#### WHAT IS BEING ASKED
Filter this data down to the lines that hold "icon", and copy them.

#### TASK DATA
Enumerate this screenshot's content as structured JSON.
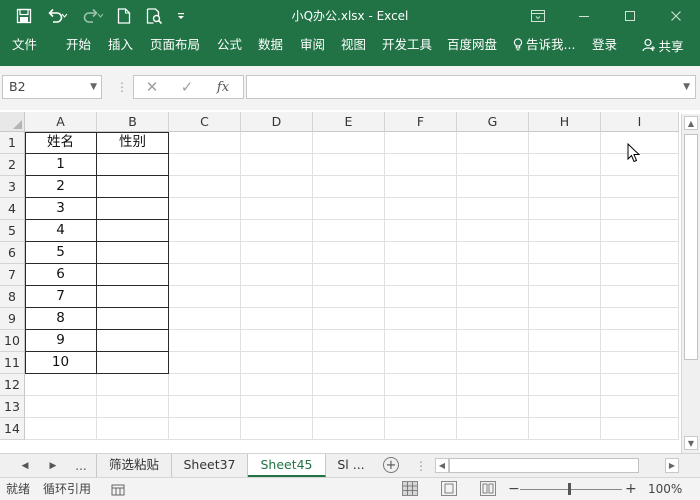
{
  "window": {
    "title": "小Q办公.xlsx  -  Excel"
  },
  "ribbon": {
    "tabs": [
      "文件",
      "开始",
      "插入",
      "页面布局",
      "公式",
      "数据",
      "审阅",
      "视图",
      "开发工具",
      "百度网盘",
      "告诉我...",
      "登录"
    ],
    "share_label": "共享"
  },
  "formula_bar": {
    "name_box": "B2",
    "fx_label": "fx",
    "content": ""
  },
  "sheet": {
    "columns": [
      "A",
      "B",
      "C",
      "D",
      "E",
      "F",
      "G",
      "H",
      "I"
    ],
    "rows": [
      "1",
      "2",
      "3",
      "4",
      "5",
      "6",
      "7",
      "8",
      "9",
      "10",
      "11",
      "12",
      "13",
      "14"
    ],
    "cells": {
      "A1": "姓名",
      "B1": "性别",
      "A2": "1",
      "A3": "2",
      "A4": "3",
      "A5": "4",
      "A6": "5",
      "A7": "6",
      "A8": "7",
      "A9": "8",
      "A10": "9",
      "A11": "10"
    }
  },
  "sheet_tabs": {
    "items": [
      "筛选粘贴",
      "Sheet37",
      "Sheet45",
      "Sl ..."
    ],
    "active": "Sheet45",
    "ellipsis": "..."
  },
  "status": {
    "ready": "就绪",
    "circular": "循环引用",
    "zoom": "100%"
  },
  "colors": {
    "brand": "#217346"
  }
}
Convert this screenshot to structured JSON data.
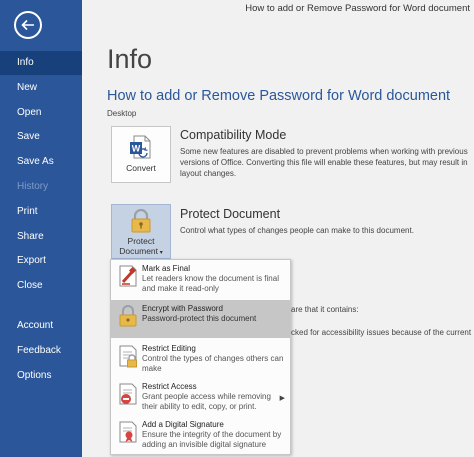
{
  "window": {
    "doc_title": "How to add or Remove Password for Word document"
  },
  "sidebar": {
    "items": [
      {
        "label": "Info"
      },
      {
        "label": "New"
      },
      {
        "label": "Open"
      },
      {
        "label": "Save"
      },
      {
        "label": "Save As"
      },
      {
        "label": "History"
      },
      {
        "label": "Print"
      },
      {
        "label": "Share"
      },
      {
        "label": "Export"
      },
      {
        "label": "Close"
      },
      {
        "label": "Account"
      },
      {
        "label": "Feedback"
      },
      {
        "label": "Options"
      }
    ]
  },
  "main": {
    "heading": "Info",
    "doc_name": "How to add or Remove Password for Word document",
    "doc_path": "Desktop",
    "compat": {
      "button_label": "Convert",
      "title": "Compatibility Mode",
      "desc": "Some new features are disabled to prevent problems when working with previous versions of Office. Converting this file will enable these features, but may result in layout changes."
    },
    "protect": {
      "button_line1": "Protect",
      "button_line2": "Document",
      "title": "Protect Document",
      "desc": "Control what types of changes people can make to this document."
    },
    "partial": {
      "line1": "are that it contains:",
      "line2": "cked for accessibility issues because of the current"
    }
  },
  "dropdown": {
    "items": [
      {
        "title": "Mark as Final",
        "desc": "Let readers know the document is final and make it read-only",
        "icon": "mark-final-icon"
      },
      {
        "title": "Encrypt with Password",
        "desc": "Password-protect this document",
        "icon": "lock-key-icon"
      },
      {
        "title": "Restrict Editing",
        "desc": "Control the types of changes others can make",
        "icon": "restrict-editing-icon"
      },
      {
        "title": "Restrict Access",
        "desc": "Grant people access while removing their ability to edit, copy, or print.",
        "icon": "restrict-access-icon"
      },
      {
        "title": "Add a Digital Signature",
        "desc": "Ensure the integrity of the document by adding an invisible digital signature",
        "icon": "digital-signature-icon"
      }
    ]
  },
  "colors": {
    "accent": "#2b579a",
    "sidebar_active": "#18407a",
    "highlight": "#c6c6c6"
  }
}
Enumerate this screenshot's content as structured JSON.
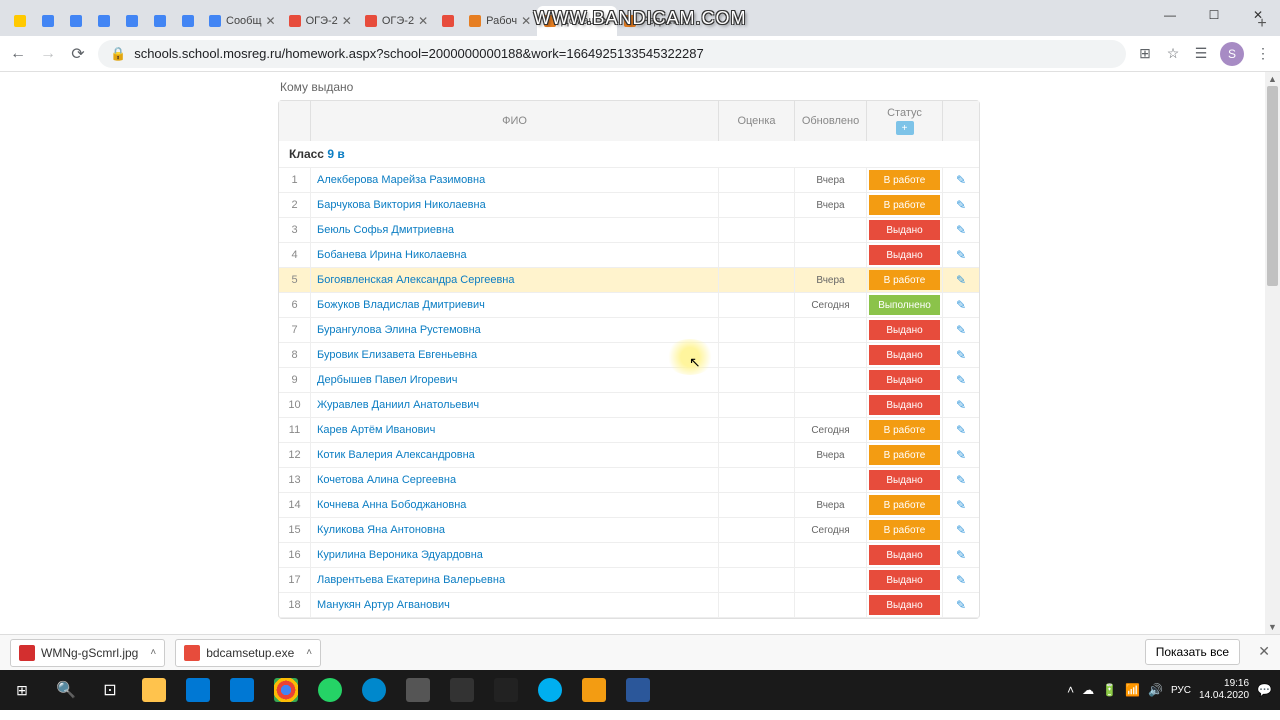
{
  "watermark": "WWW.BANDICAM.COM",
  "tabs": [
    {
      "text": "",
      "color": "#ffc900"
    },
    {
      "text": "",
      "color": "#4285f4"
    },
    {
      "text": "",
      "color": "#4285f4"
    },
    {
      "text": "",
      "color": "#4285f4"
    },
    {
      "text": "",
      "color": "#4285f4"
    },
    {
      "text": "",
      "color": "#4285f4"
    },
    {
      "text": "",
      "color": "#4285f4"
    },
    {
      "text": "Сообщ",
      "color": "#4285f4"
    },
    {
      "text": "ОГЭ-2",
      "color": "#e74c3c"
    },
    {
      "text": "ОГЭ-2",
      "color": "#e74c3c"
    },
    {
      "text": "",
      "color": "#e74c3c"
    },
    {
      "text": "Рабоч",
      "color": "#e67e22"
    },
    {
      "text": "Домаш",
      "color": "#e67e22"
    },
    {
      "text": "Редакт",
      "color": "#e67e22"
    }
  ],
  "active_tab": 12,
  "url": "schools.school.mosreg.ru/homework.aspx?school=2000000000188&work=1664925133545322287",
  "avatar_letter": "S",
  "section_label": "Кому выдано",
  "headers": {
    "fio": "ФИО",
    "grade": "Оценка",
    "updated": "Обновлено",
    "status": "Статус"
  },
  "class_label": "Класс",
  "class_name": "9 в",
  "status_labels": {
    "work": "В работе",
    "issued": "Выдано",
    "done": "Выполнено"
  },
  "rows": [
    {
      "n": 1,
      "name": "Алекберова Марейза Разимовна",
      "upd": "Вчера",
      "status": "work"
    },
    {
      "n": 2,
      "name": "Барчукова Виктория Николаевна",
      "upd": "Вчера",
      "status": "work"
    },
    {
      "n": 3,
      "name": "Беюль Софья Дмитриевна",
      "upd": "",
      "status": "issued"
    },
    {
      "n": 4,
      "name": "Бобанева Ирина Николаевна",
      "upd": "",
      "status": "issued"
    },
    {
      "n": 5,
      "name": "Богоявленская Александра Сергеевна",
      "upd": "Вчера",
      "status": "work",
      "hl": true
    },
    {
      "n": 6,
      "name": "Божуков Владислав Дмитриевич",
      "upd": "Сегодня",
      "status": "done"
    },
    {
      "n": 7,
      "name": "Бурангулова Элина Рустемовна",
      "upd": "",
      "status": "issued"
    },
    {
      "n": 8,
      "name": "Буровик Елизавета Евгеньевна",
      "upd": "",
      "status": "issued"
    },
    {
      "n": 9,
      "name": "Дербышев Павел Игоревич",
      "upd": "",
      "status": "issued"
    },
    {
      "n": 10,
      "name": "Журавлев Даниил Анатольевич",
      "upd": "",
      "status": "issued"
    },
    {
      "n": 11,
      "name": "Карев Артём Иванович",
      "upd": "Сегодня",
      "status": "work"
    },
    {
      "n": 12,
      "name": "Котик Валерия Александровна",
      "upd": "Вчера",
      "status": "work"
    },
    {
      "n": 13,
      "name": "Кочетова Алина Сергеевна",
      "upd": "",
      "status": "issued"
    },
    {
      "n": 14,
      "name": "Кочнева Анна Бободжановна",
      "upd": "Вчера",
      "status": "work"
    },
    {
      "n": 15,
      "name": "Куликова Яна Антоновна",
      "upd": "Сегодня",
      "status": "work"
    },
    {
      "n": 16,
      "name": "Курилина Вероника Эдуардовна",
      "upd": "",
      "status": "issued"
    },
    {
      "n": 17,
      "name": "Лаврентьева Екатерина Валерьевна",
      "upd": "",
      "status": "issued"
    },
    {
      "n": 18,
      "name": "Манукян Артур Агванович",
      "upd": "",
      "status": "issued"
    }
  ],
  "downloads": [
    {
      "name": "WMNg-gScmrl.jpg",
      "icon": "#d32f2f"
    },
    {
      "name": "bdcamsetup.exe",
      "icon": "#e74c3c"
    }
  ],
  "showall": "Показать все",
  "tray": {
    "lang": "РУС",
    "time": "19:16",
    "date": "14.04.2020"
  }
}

#### ANSWER TO THE PROBLEM
        "icon": "mark-final-icon"
        "icon": "lock-key-icon"
        "icon": "restrict-editing-icon"
        "icon": "restrict-access-icon"
        "icon": "digital-signature-icon"
      "icon": "#d32f2f"
      "icon": "#e74c3c"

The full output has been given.